**YOUR INSTRUCTIONS**
Locate every line that holds the string "области" and copy it.
### MATERIALS PROVIDED ###
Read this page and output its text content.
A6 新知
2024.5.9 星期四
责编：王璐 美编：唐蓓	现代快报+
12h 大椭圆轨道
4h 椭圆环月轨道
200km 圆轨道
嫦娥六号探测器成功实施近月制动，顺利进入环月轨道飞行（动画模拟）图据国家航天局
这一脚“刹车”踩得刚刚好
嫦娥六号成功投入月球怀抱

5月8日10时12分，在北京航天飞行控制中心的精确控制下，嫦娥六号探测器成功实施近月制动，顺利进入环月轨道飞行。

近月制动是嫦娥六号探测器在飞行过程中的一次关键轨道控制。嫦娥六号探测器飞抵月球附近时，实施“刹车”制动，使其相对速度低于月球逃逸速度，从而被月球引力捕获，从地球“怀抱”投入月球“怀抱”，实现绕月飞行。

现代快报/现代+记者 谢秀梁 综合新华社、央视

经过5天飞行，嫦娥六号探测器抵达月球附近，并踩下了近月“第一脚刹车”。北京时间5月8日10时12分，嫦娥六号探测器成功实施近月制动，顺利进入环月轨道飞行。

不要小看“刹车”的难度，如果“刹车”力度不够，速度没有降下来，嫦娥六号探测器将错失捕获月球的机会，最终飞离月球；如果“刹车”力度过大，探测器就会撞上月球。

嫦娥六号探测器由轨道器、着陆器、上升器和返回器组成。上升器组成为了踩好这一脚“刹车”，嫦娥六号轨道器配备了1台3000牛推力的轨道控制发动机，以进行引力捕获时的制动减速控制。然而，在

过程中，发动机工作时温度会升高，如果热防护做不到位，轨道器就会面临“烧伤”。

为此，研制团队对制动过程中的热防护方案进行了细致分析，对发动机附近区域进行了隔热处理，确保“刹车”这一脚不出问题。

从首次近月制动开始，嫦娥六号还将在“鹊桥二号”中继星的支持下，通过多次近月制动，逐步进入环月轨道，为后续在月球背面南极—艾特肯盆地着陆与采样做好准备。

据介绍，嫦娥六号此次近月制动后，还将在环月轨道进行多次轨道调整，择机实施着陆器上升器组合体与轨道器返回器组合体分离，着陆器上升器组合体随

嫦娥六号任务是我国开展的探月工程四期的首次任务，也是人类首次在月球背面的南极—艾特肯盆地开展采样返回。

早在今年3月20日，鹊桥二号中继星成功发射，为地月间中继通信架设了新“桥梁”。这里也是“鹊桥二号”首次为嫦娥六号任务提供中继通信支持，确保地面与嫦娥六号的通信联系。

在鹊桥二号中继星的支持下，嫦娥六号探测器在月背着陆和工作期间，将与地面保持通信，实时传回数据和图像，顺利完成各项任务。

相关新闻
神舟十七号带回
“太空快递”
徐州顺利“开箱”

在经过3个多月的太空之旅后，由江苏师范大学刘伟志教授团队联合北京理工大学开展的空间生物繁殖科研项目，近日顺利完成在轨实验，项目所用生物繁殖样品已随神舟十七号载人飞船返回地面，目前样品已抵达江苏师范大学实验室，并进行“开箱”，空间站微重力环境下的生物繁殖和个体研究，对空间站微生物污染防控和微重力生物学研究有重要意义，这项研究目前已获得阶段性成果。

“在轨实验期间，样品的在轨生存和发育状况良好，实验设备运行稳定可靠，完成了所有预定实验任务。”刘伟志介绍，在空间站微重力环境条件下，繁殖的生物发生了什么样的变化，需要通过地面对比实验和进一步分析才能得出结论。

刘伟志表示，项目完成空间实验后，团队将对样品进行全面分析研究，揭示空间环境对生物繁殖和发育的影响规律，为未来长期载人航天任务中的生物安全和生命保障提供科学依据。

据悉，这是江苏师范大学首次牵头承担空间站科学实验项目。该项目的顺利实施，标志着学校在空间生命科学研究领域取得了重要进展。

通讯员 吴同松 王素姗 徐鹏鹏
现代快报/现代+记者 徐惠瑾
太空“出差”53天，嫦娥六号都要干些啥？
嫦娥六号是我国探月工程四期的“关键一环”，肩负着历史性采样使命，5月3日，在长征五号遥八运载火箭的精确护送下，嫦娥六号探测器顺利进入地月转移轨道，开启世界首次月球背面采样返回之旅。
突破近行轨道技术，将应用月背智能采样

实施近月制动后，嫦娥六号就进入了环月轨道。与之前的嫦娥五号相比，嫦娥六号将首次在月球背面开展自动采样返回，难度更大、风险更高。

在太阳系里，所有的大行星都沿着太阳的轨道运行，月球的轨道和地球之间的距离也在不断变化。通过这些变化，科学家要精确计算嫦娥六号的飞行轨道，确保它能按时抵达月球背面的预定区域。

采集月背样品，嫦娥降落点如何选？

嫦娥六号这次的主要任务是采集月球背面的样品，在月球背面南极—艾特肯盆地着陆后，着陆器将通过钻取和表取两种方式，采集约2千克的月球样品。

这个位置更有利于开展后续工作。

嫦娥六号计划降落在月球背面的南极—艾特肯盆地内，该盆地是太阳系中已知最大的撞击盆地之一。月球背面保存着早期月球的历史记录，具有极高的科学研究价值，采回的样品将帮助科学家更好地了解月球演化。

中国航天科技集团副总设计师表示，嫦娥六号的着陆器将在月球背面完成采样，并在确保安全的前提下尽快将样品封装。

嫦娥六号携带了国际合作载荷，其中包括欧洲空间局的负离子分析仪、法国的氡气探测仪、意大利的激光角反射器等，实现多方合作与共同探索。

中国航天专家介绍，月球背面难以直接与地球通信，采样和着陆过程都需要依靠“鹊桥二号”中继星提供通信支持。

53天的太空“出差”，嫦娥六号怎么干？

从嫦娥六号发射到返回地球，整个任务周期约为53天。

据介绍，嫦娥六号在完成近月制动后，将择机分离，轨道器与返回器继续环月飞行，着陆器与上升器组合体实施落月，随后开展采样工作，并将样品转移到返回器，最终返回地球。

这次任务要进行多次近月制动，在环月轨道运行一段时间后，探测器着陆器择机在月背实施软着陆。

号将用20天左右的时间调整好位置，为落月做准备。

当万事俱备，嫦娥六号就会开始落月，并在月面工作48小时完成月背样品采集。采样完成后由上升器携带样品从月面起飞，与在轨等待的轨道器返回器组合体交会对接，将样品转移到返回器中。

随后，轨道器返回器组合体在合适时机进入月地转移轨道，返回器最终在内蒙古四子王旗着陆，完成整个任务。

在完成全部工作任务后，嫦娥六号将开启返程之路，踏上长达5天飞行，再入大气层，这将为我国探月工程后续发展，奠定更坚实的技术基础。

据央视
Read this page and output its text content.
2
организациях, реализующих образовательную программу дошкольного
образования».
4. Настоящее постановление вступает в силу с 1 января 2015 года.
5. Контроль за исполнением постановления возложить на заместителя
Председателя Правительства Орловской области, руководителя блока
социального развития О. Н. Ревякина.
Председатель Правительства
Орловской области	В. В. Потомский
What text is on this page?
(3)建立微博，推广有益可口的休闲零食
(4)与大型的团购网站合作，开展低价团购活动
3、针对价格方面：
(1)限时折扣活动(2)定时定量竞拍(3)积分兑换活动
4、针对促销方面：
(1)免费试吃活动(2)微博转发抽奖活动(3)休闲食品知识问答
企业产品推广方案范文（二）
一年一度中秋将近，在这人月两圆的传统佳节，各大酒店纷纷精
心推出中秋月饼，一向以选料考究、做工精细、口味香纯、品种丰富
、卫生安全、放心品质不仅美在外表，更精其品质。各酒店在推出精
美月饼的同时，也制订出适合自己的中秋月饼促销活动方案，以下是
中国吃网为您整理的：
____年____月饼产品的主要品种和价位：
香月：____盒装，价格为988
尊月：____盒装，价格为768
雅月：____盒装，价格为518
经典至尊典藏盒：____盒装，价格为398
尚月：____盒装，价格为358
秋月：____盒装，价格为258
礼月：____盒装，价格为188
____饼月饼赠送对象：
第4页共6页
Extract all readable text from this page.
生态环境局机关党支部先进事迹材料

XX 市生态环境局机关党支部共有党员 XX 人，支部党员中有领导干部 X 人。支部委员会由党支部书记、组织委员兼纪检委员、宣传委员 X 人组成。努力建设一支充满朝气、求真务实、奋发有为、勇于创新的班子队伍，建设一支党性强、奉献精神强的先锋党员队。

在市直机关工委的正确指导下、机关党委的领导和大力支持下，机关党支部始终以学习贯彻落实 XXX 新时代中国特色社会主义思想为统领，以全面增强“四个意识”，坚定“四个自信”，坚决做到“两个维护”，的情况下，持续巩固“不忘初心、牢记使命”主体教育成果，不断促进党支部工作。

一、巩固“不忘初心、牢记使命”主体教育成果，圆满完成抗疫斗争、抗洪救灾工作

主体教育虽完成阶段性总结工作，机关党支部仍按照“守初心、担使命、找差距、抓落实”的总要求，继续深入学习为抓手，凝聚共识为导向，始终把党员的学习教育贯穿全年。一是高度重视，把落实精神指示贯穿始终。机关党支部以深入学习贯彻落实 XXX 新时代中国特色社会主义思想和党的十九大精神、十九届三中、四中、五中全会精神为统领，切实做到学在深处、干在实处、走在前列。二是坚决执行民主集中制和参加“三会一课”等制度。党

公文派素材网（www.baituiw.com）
###
**ANSWER TO THE TASK**
Председателя Правительства Орловской области, руководителя блока
Орловской области	В. В. Потомский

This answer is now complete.